(Given problem): Identify and reproduce every line holding the string "optional".

╭─ Provided data

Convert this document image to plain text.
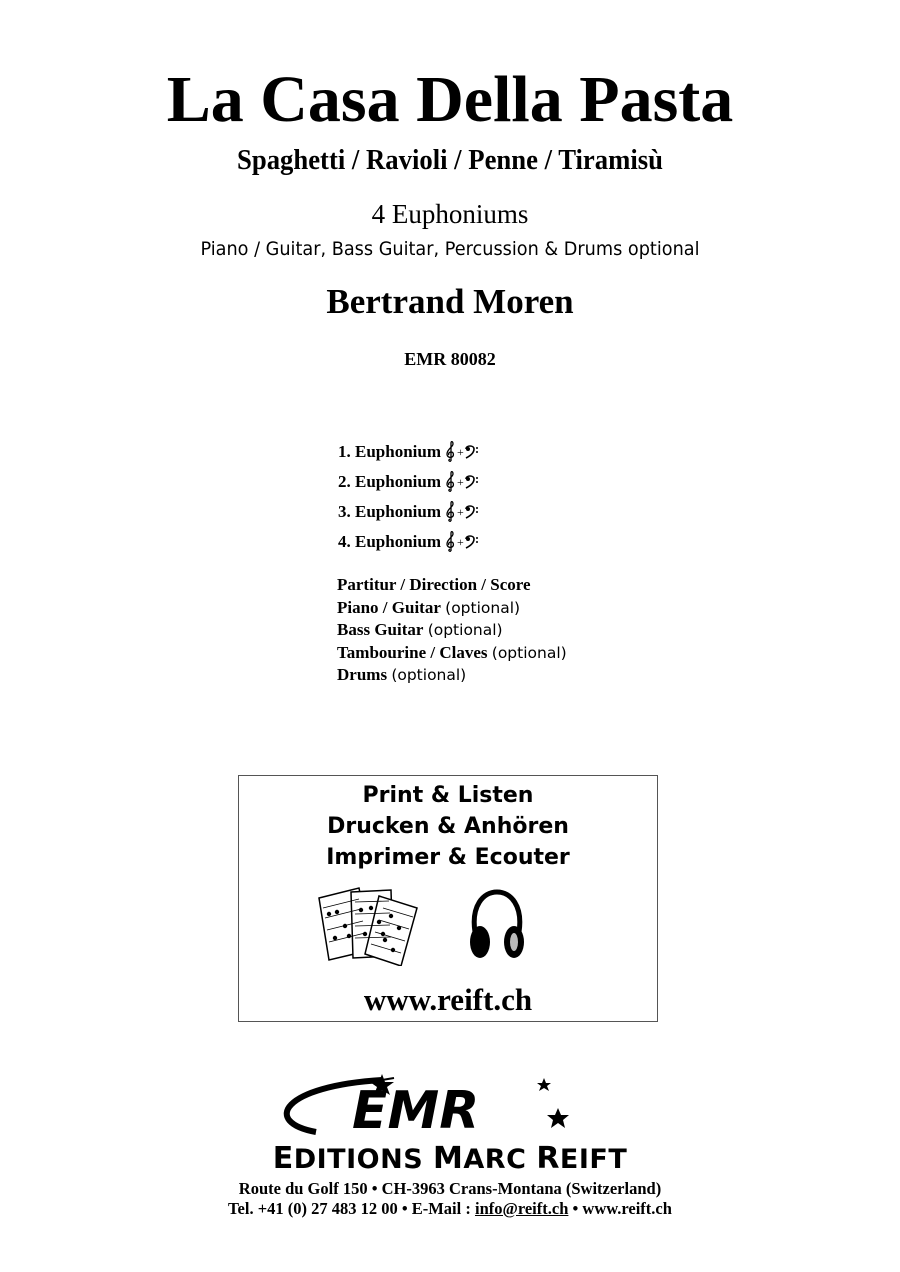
La Casa Della Pasta
Spaghetti / Ravioli / Penne / Tiramisù
4 Euphoniums
Piano / Guitar, Bass Guitar, Percussion & Drums optional
Bertrand Moren
EMR 80082
1. Euphonium +
2. Euphonium +
3. Euphonium +
4. Euphonium +
Partitur / Direction / Score
Piano / Guitar (optional)
Bass Guitar (optional)
Tambourine / Claves (optional)
Drums (optional)
Print & Listen
Drucken & Anhören
Imprimer & Ecouter
www.reift.ch
EMR
EDITIONS MARC REIFT
Route du Golf 150 • CH-3963 Crans-Montana (Switzerland)
Tel. +41 (0) 27 483 12 00 • E-Mail : info@reift.ch • www.reift.ch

╰─

(The completed task):
Piano / Guitar, Bass Guitar, Percussion & Drums optional
Piano / Guitar (optional)
Bass Guitar (optional)
Tambourine / Claves (optional)
Drums (optional)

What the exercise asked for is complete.